• Your goal
Images are not part of the copy; transcribe all the data exactly.

Stored records
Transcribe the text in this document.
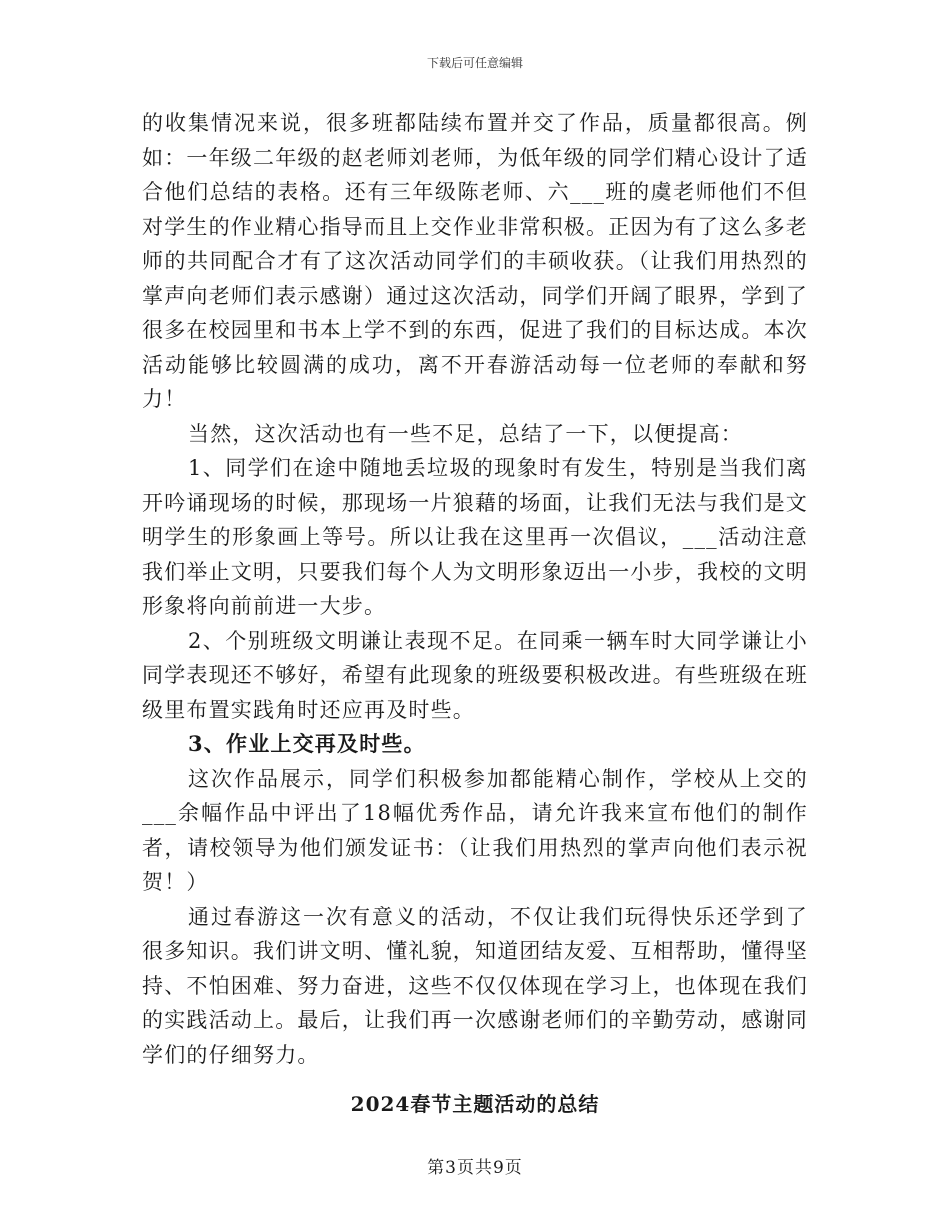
下载后可任意编辑

的收集情况来说，很多班都陆续布置并交了作品，质量都很高。例如：一年级二年级的赵老师刘老师，为低年级的同学们精心设计了适合他们总结的表格。还有三年级陈老师、六___班的虞老师他们不但对学生的作业精心指导而且上交作业非常积极。正因为有了这么多老师的共同配合才有了这次活动同学们的丰硕收获。（让我们用热烈的掌声向老师们表示感谢）通过这次活动，同学们开阔了眼界，学到了很多在校园里和书本上学不到的东西，促进了我们的目标达成。本次活动能够比较圆满的成功，离不开春游活动每一位老师的奉献和努力！

当然，这次活动也有一些不足，总结了一下，以便提高：

1、同学们在途中随地丢垃圾的现象时有发生，特别是当我们离开吟诵现场的时候，那现场一片狼藉的场面，让我们无法与我们是文明学生的形象画上等号。所以让我在这里再一次倡议，___活动注意我们举止文明，只要我们每个人为文明形象迈出一小步，我校的文明形象将向前前进一大步。

2、个别班级文明谦让表现不足。在同乘一辆车时大同学谦让小同学表现还不够好，希望有此现象的班级要积极改进。有些班级在班级里布置实践角时还应再及时些。

3、作业上交再及时些。

这次作品展示，同学们积极参加都能精心制作，学校从上交的___余幅作品中评出了18幅优秀作品，请允许我来宣布他们的制作者，请校领导为他们颁发证书：（让我们用热烈的掌声向他们表示祝贺！）

通过春游这一次有意义的活动，不仅让我们玩得快乐还学到了很多知识。我们讲文明、懂礼貌，知道团结友爱、互相帮助，懂得坚持、不怕困难、努力奋进，这些不仅仅体现在学习上，也体现在我们的实践活动上。最后，让我们再一次感谢老师们的辛勤劳动，感谢同学们的仔细努力。

2024春节主题活动的总结
第3页共9页
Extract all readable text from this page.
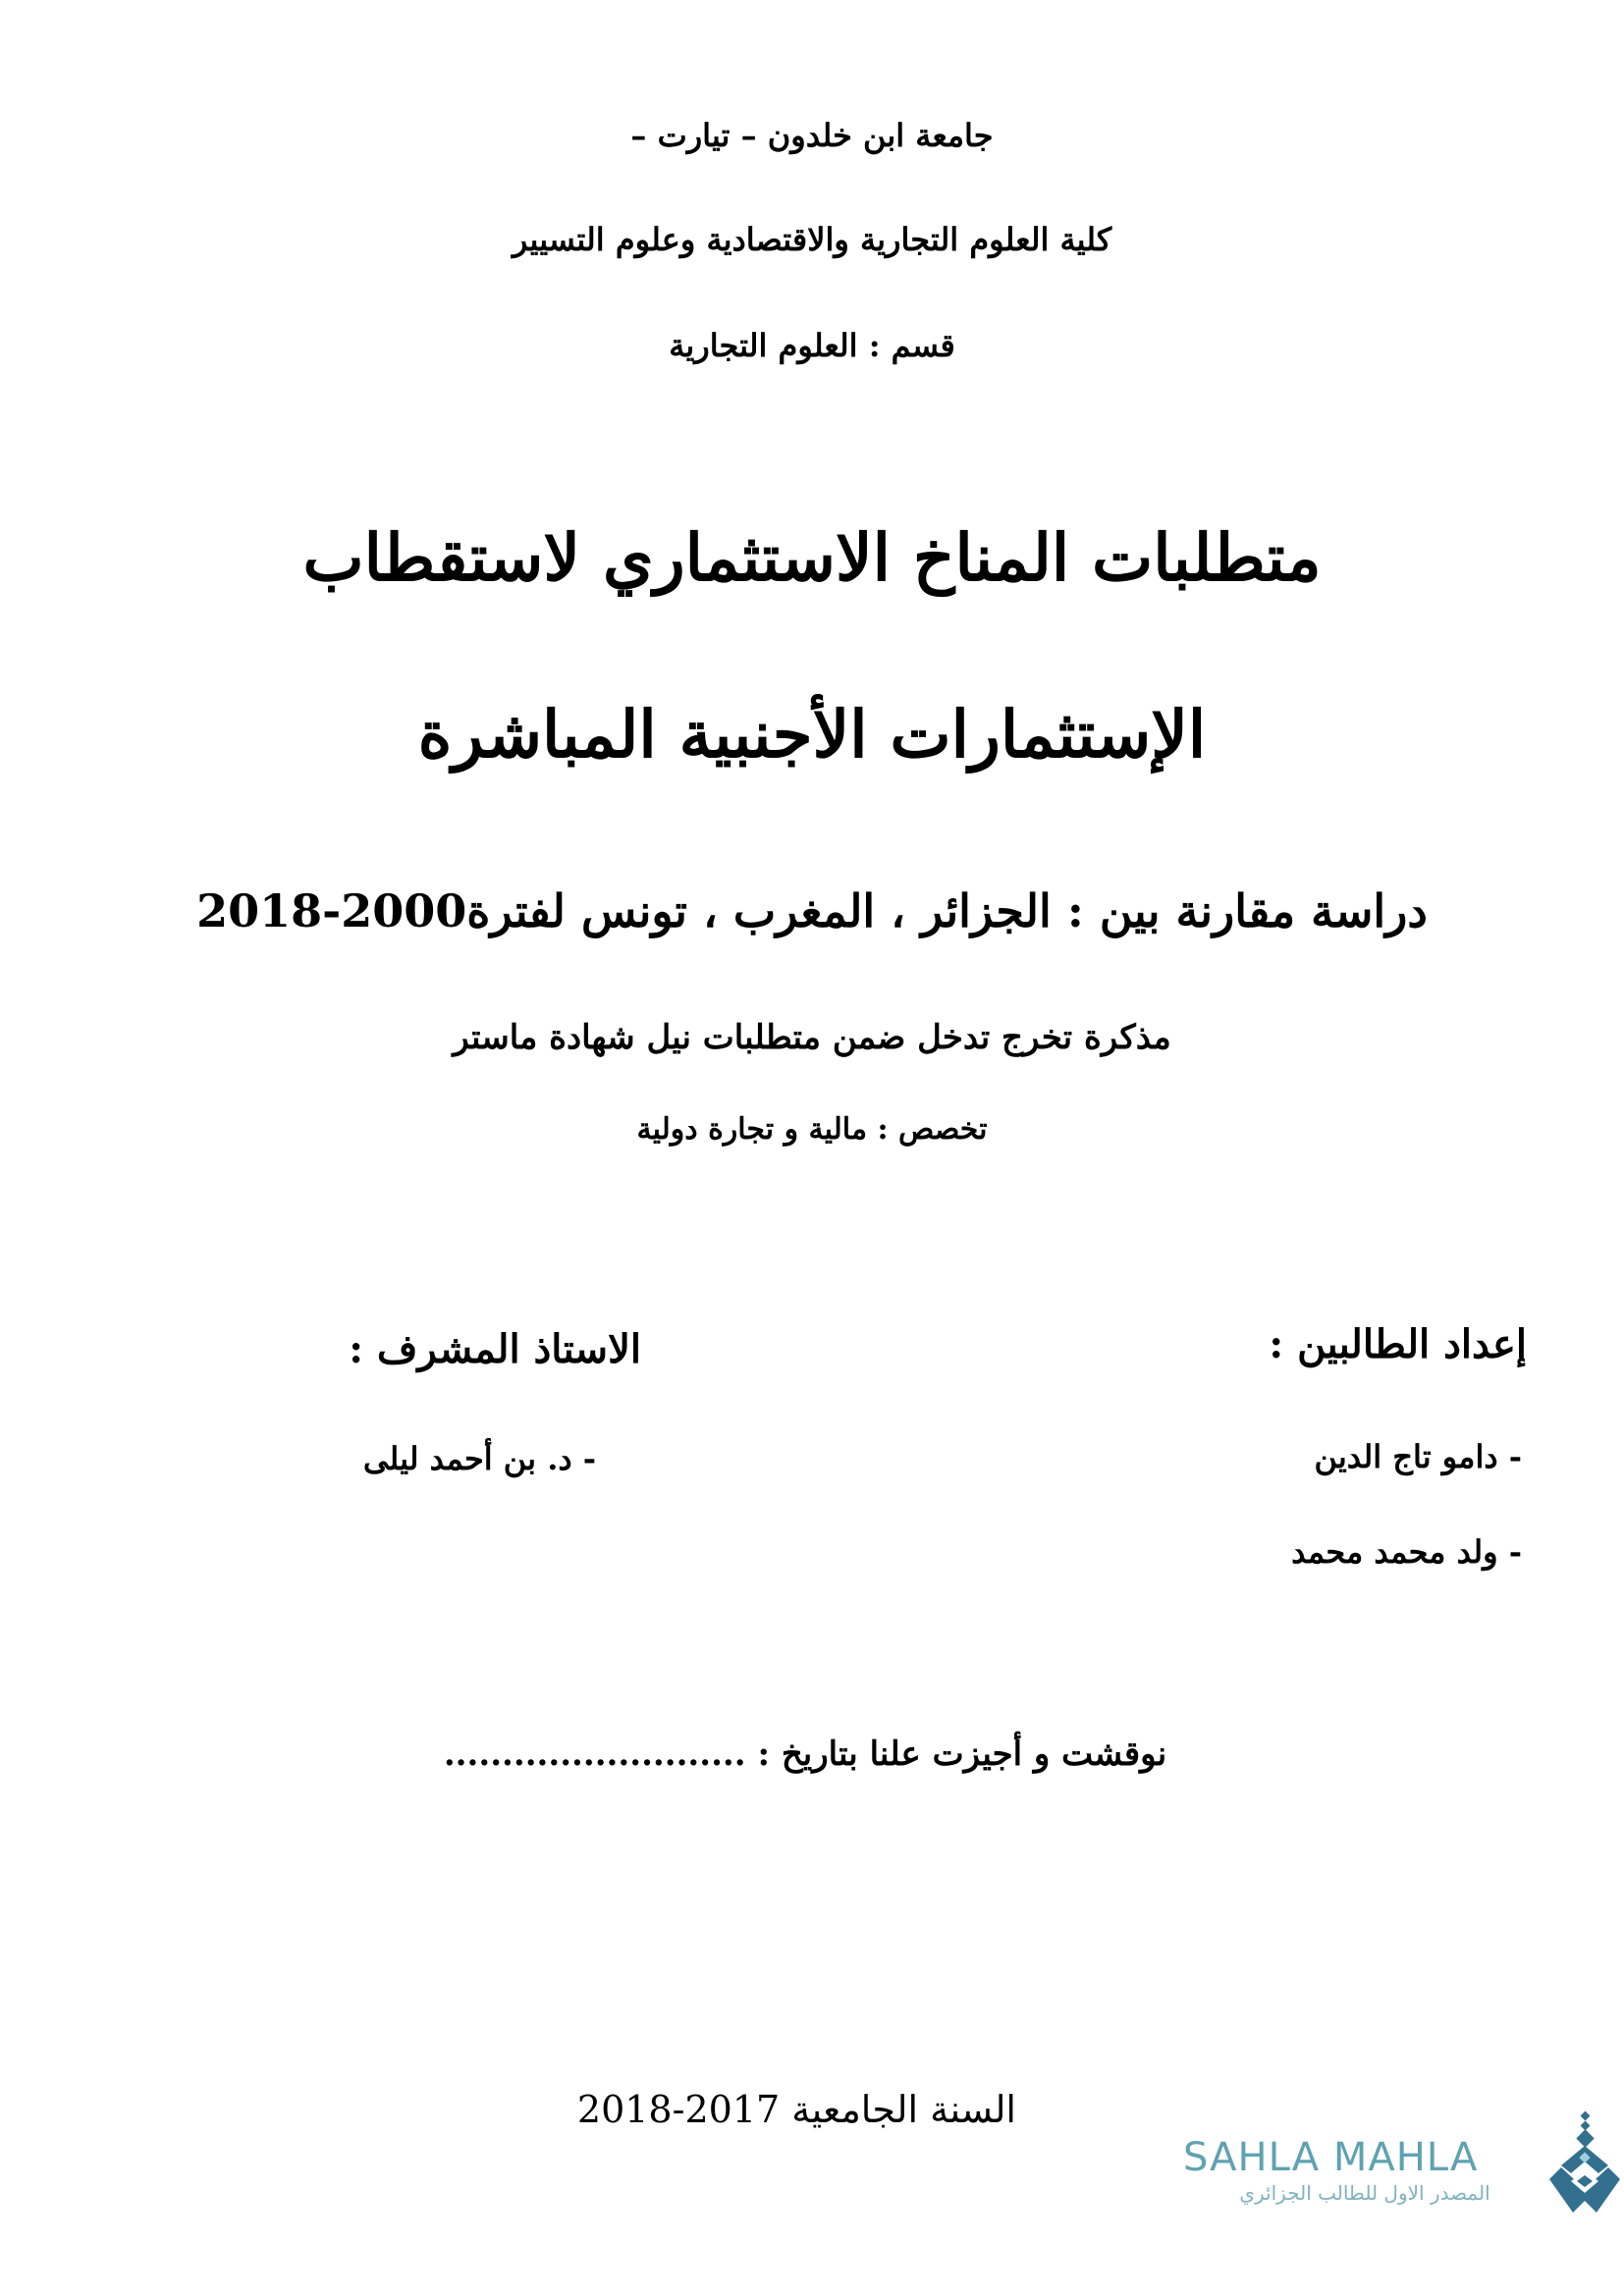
جامعة ابن خلدون – تيارت –
كلية العلوم التجارية والاقتصادية وعلوم التسيير
قسم : العلوم التجارية
متطلبات المناخ الاستثماري لاستقطاب
الإستثمارات الأجنبية المباشرة
دراسة مقارنة بين : الجزائر ، المغرب ، تونس لفترة2000-2018
مذكرة تخرج تدخل ضمن متطلبات نيل شهادة ماستر
تخصص : مالية و تجارة دولية
إعداد الطالبين :
الاستاذ المشرف :
- دامو تاج الدين
- ولد محمد محمد
- د. بن أحمد ليلى
نوقشت و أجيزت علنا بتاريخ : ..........................
السنة الجامعية 2017-2018
SAHLA MAHLA
المصدر الاول للطالب الجزائري
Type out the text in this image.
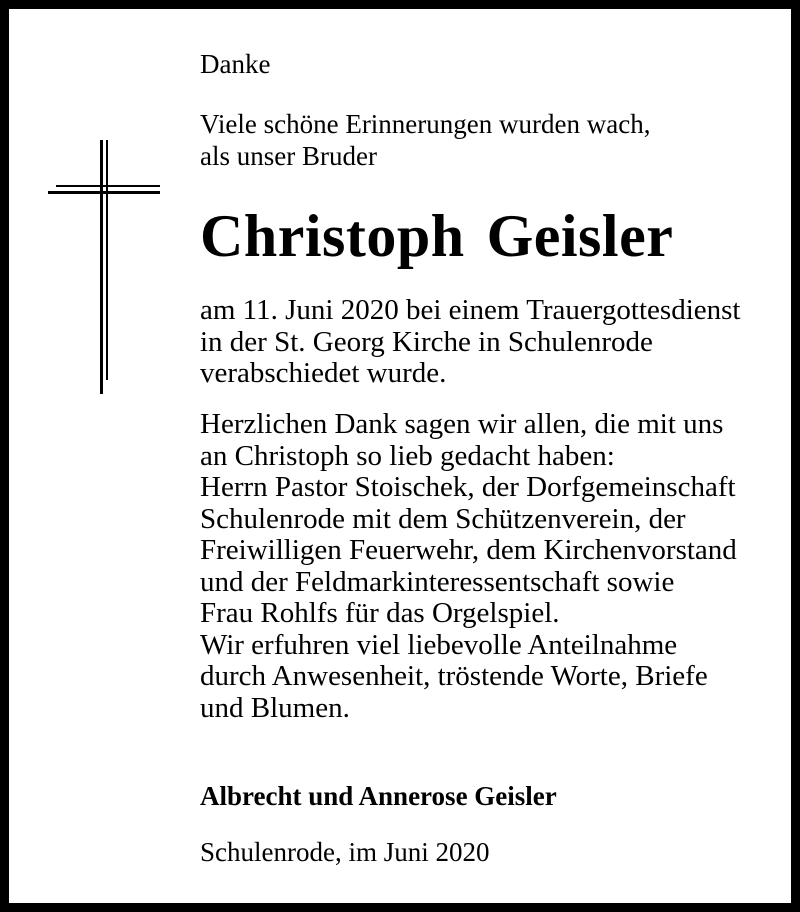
Danke
Viele schöne Erinnerungen wurden wach,
als unser Bruder
Christoph Geisler
am 11. Juni 2020 bei einem Trauergottesdienst
in der St. Georg Kirche in Schulenrode
verabschiedet wurde.
Herzlichen Dank sagen wir allen, die mit uns
an Christoph so lieb gedacht haben:
Herrn Pastor Stoischek, der Dorfgemeinschaft
Schulenrode mit dem Schützenverein, der
Freiwilligen Feuerwehr, dem Kirchenvorstand
und der Feldmarkinteressentschaft sowie
Frau Rohlfs für das Orgelspiel.
Wir erfuhren viel liebevolle Anteilnahme
durch Anwesenheit, tröstende Worte, Briefe
und Blumen.
Albrecht und Annerose Geisler
Schulenrode, im Juni 2020
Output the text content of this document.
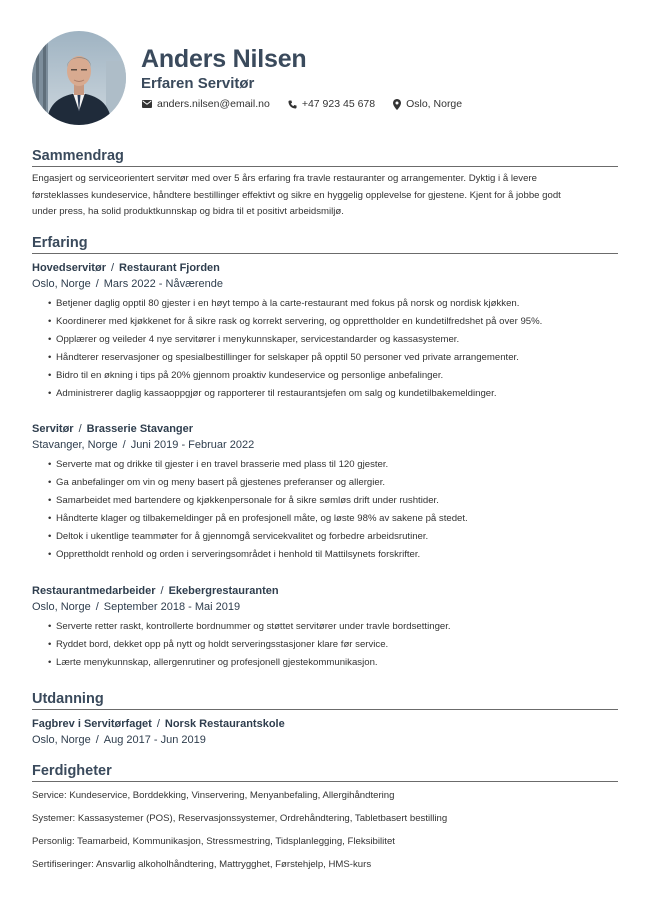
Anders Nilsen
Erfaren Servitør
anders.nilsen@email.no	+47 923 45 678	Oslo, Norge
Sammendrag
Engasjert og serviceorientert servitør med over 5 års erfaring fra travle restauranter og arrangementer. Dyktig i å levere
førsteklasses kundeservice, håndtere bestillinger effektivt og sikre en hyggelig opplevelse for gjestene. Kjent for å jobbe godt
under press, ha solid produktkunnskap og bidra til et positivt arbeidsmiljø.
Erfaring
Hovedservitør / Restaurant Fjorden
Oslo, Norge / Mars 2022 - Nåværende
• Betjener daglig opptil 80 gjester i en høyt tempo à la carte-restaurant med fokus på norsk og nordisk kjøkken.
• Koordinerer med kjøkkenet for å sikre rask og korrekt servering, og opprettholder en kundetilfredshet på over 95%.
• Opplærer og veileder 4 nye servitører i menykunnskaper, servicestandarder og kassasystemer.
• Håndterer reservasjoner og spesialbestillinger for selskaper på opptil 50 personer ved private arrangementer.
• Bidro til en økning i tips på 20% gjennom proaktiv kundeservice og personlige anbefalinger.
• Administrerer daglig kassaoppgjør og rapporterer til restaurantsjefen om salg og kundetilbakemeldinger.
Servitør / Brasserie Stavanger
Stavanger, Norge / Juni 2019 - Februar 2022
• Serverte mat og drikke til gjester i en travel brasserie med plass til 120 gjester.
• Ga anbefalinger om vin og meny basert på gjestenes preferanser og allergier.
• Samarbeidet med bartendere og kjøkkenpersonale for å sikre sømløs drift under rushtider.
• Håndterte klager og tilbakemeldinger på en profesjonell måte, og løste 98% av sakene på stedet.
• Deltok i ukentlige teammøter for å gjennomgå servicekvalitet og forbedre arbeidsrutiner.
• Opprettholdt renhold og orden i serveringsområdet i henhold til Mattilsynets forskrifter.
Restaurantmedarbeider / Ekebergrestauranten
Oslo, Norge / September 2018 - Mai 2019
• Serverte retter raskt, kontrollerte bordnummer og støttet servitører under travle bordsettinger.
• Ryddet bord, dekket opp på nytt og holdt serveringsstasjoner klare før service.
• Lærte menykunnskap, allergenrutiner og profesjonell gjestekommunikasjon.
Utdanning
Fagbrev i Servitørfaget / Norsk Restaurantskole
Oslo, Norge / Aug 2017 - Jun 2019
Ferdigheter
Service: Kundeservice, Borddekking, Vinservering, Menyanbefaling, Allergihåndtering
Systemer: Kassasystemer (POS), Reservasjonssystemer, Ordrehåndtering, Tabletbasert bestilling
Personlig: Teamarbeid, Kommunikasjon, Stressmestring, Tidsplanlegging, Fleksibilitet
Sertifiseringer: Ansvarlig alkoholhåndtering, Mattrygghet, Førstehjelp, HMS-kurs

• Answer in full
Transcribe the text in this document.
下载后可任意编辑

的收集情况来说，很多班都陆续布置并交了作品，质量都很高。例如：一年级二年级的赵老师刘老师，为低年级的同学们精心设计了适合他们总结的表格。还有三年级陈老师、六___班的虞老师他们不但对学生的作业精心指导而且上交作业非常积极。正因为有了这么多老师的共同配合才有了这次活动同学们的丰硕收获。（让我们用热烈的掌声向老师们表示感谢）通过这次活动，同学们开阔了眼界，学到了很多在校园里和书本上学不到的东西，促进了我们的目标达成。本次活动能够比较圆满的成功，离不开春游活动每一位老师的奉献和努力！

当然，这次活动也有一些不足，总结了一下，以便提高：

1、同学们在途中随地丢垃圾的现象时有发生，特别是当我们离开吟诵现场的时候，那现场一片狼藉的场面，让我们无法与我们是文明学生的形象画上等号。所以让我在这里再一次倡议，___活动注意我们举止文明，只要我们每个人为文明形象迈出一小步，我校的文明形象将向前前进一大步。

2、个别班级文明谦让表现不足。在同乘一辆车时大同学谦让小同学表现还不够好，希望有此现象的班级要积极改进。有些班级在班级里布置实践角时还应再及时些。

3、作业上交再及时些。

这次作品展示，同学们积极参加都能精心制作，学校从上交的___余幅作品中评出了18幅优秀作品，请允许我来宣布他们的制作者，请校领导为他们颁发证书：（让我们用热烈的掌声向他们表示祝贺！）

通过春游这一次有意义的活动，不仅让我们玩得快乐还学到了很多知识。我们讲文明、懂礼貌，知道团结友爱、互相帮助，懂得坚持、不怕困难、努力奋进，这些不仅仅体现在学习上，也体现在我们的实践活动上。最后，让我们再一次感谢老师们的辛勤劳动，感谢同学们的仔细努力。

2024春节主题活动的总结
第3页共9页
Extract all readable text from this page.
جامعة ابن خلدون – تيارت –
كلية العلوم التجارية والاقتصادية وعلوم التسيير
قسم : العلوم التجارية
متطلبات المناخ الاستثماري لاستقطاب
الإستثمارات الأجنبية المباشرة
دراسة مقارنة بين : الجزائر ، المغرب ، تونس لفترة2000-2018
مذكرة تخرج تدخل ضمن متطلبات نيل شهادة ماستر
تخصص : مالية و تجارة دولية
إعداد الطالبين :
الاستاذ المشرف :
- دامو تاج الدين
- ولد محمد محمد
- د. بن أحمد ليلى
نوقشت و أجيزت علنا بتاريخ : ..........................
السنة الجامعية 2017-2018
SAHLA MAHLA
المصدر الاول للطالب الجزائري
Type out the text in this image.
Danke
Viele schöne Erinnerungen wurden wach,
als unser Bruder
Christoph Geisler
am 11. Juni 2020 bei einem Trauergottesdienst
in der St. Georg Kirche in Schulenrode
verabschiedet wurde.
Herzlichen Dank sagen wir allen, die mit uns
an Christoph so lieb gedacht haben:
Herrn Pastor Stoischek, der Dorfgemeinschaft
Schulenrode mit dem Schützenverein, der
Freiwilligen Feuerwehr, dem Kirchenvorstand
und der Feldmarkinteressentschaft sowie
Frau Rohlfs für das Orgelspiel.
Wir erfuhren viel liebevolle Anteilnahme
durch Anwesenheit, tröstende Worte, Briefe
und Blumen.
Albrecht und Annerose Geisler
Schulenrode, im Juni 2020
Output the text content of this document.
Anders Nilsen
Erfaren Servitør
anders.nilsen@email.no	+47 923 45 678	Oslo, Norge
Sammendrag
Engasjert og serviceorientert servitør med over 5 års erfaring fra travle restauranter og arrangementer. Dyktig i å levere
førsteklasses kundeservice, håndtere bestillinger effektivt og sikre en hyggelig opplevelse for gjestene. Kjent for å jobbe godt
under press, ha solid produktkunnskap og bidra til et positivt arbeidsmiljø.
Erfaring
Hovedservitør / Restaurant Fjorden
Oslo, Norge / Mars 2022 - Nåværende
• Betjener daglig opptil 80 gjester i en høyt tempo à la carte-restaurant med fokus på norsk og nordisk kjøkken.
• Koordinerer med kjøkkenet for å sikre rask og korrekt servering, og opprettholder en kundetilfredshet på over 95%.
• Opplærer og veileder 4 nye servitører i menykunnskaper, servicestandarder og kassasystemer.
• Håndterer reservasjoner og spesialbestillinger for selskaper på opptil 50 personer ved private arrangementer.
• Bidro til en økning i tips på 20% gjennom proaktiv kundeservice og personlige anbefalinger.
• Administrerer daglig kassaoppgjør og rapporterer til restaurantsjefen om salg og kundetilbakemeldinger.
Servitør / Brasserie Stavanger
Stavanger, Norge / Juni 2019 - Februar 2022
• Serverte mat og drikke til gjester i en travel brasserie med plass til 120 gjester.
• Ga anbefalinger om vin og meny basert på gjestenes preferanser og allergier.
• Samarbeidet med bartendere og kjøkkenpersonale for å sikre sømløs drift under rushtider.
• Håndterte klager og tilbakemeldinger på en profesjonell måte, og løste 98% av sakene på stedet.
• Deltok i ukentlige teammøter for å gjennomgå servicekvalitet og forbedre arbeidsrutiner.
• Opprettholdt renhold og orden i serveringsområdet i henhold til Mattilsynets forskrifter.
Restaurantmedarbeider / Ekebergrestauranten
Oslo, Norge / September 2018 - Mai 2019
• Serverte retter raskt, kontrollerte bordnummer og støttet servitører under travle bordsettinger.
• Ryddet bord, dekket opp på nytt og holdt serveringsstasjoner klare før service.
• Lærte menykunnskap, allergenrutiner og profesjonell gjestekommunikasjon.
Utdanning
Fagbrev i Servitørfaget / Norsk Restaurantskole
Oslo, Norge / Aug 2017 - Jun 2019
Ferdigheter
Service: Kundeservice, Borddekking, Vinservering, Menyanbefaling, Allergihåndtering
Systemer: Kassasystemer (POS), Reservasjonssystemer, Ordrehåndtering, Tabletbasert bestilling
Personlig: Teamarbeid, Kommunikasjon, Stressmestring, Tidsplanlegging, Fleksibilitet
Sertifiseringer: Ansvarlig alkoholhåndtering, Mattrygghet, Førstehjelp, HMS-kurs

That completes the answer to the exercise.